Task goal: Read the listing and extract each line that includes the word "Environmental".
_ _ _ _ _
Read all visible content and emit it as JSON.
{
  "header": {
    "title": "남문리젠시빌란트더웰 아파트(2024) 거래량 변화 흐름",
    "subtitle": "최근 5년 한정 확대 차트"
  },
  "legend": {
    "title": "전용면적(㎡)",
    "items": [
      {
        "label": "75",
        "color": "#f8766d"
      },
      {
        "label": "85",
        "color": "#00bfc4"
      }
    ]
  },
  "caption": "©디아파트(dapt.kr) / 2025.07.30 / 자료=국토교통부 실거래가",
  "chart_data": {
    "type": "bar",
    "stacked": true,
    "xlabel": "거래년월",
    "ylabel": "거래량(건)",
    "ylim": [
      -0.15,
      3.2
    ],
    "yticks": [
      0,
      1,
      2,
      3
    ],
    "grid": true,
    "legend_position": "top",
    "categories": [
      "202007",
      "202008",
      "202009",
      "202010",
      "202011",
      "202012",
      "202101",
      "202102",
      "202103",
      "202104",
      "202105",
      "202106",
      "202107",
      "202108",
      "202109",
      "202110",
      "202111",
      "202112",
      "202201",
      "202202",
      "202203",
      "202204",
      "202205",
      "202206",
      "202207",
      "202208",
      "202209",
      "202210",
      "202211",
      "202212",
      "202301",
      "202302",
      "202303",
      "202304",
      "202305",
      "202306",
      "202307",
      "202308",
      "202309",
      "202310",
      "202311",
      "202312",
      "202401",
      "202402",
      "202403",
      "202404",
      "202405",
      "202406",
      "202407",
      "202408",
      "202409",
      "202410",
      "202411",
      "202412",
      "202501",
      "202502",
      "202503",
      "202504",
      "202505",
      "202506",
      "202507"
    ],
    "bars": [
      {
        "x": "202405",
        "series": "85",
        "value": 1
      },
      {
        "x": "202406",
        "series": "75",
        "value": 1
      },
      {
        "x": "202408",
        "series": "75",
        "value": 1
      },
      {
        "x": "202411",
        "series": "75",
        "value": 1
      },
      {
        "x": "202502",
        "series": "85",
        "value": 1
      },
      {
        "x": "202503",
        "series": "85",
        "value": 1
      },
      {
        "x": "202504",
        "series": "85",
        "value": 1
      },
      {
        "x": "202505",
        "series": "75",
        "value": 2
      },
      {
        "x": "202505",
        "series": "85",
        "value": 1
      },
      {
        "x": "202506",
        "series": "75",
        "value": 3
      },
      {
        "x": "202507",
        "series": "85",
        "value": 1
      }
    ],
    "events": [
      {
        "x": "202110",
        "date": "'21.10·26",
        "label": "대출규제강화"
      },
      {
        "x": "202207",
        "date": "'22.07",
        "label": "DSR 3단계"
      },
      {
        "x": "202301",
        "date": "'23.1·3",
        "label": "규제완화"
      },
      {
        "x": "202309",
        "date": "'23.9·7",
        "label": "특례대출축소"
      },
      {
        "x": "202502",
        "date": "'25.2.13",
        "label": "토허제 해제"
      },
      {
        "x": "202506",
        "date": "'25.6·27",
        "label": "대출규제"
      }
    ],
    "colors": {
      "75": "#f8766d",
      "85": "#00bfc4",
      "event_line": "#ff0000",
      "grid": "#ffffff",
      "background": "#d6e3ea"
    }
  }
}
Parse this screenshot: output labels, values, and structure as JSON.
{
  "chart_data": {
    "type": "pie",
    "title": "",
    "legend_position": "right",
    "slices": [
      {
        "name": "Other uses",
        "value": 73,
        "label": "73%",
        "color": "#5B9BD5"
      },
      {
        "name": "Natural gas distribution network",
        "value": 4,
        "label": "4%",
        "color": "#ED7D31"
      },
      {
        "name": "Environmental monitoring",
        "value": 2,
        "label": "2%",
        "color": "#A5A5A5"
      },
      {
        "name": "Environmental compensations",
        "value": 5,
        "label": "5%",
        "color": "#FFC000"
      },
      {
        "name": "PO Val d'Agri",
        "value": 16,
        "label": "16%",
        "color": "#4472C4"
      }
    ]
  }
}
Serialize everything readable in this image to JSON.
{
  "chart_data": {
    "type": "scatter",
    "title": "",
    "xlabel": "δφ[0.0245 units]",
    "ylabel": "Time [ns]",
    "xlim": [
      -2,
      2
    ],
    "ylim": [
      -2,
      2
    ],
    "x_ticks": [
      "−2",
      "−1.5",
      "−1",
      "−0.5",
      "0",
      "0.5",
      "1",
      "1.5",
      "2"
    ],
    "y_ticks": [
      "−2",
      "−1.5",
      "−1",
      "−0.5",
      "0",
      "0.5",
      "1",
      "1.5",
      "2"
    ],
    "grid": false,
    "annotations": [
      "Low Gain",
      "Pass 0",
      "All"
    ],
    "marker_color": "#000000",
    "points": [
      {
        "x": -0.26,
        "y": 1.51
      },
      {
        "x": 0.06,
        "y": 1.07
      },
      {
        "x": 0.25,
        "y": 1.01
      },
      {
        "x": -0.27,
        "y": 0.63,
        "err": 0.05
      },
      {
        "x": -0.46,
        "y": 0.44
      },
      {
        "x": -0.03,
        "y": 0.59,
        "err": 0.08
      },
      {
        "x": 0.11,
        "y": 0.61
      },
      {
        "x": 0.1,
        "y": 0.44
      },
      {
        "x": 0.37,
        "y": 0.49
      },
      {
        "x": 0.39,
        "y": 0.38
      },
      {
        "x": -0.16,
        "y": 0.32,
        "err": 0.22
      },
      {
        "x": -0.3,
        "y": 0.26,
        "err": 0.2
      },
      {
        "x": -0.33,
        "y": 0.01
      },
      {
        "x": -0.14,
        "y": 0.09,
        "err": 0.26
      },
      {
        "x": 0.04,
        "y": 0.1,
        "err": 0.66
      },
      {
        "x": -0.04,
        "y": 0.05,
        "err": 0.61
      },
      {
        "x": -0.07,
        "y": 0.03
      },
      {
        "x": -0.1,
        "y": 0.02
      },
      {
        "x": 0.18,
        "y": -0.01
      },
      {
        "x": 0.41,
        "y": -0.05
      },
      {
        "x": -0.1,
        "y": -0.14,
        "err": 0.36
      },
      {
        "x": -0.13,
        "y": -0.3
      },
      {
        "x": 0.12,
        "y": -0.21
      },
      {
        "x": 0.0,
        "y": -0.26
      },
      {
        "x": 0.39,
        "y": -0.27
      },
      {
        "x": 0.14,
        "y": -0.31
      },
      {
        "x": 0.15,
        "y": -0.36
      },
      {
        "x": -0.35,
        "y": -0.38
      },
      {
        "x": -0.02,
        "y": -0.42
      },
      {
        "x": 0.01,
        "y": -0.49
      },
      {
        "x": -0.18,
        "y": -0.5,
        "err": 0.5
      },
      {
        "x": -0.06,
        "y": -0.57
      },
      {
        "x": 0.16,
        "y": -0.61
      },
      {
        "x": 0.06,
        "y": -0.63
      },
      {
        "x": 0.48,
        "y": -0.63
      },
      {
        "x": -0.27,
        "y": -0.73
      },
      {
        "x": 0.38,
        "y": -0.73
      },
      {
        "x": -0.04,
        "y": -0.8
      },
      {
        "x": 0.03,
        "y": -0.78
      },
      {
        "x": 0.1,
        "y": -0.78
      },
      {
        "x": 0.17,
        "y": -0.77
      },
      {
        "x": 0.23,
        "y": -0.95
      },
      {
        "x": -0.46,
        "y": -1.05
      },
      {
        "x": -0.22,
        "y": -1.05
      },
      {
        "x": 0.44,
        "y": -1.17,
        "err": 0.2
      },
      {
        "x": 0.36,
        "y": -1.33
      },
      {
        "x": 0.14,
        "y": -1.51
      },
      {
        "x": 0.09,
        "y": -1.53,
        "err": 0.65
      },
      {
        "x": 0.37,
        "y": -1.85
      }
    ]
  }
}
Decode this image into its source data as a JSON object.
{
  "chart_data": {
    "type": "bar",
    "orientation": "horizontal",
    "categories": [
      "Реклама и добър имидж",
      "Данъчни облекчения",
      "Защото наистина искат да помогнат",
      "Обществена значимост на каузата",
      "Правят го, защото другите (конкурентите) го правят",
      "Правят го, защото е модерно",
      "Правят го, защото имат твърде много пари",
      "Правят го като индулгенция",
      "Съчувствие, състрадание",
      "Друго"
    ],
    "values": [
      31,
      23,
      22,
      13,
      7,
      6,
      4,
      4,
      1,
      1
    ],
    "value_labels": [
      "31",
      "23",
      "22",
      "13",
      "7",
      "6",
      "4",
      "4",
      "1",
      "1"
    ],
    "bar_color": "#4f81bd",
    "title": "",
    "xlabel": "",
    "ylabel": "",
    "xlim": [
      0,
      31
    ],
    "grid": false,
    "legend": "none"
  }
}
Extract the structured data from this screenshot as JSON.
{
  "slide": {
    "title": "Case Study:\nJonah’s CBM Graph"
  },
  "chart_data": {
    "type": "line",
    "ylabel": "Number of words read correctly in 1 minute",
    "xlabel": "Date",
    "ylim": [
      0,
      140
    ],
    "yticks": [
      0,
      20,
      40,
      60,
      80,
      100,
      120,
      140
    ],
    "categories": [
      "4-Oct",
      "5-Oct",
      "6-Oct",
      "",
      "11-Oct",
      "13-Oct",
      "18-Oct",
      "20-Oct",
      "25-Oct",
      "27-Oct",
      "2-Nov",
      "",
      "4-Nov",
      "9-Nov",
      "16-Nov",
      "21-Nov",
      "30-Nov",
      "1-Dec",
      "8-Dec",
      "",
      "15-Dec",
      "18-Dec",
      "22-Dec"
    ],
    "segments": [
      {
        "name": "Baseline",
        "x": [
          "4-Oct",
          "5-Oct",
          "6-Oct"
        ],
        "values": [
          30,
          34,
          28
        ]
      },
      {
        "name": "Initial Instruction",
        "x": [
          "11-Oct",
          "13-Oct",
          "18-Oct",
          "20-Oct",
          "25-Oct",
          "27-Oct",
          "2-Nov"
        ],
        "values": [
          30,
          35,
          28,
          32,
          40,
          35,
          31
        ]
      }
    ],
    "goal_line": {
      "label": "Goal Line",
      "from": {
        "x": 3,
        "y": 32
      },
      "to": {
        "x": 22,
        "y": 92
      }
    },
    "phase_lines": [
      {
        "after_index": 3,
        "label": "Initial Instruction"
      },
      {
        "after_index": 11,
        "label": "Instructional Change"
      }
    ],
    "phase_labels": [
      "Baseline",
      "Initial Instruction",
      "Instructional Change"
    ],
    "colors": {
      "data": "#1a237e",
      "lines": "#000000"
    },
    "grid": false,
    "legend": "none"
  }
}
_ _ _ _ _
Result for this exercise:
        "name": "Environmental monitoring",
        "name": "Environmental compensations",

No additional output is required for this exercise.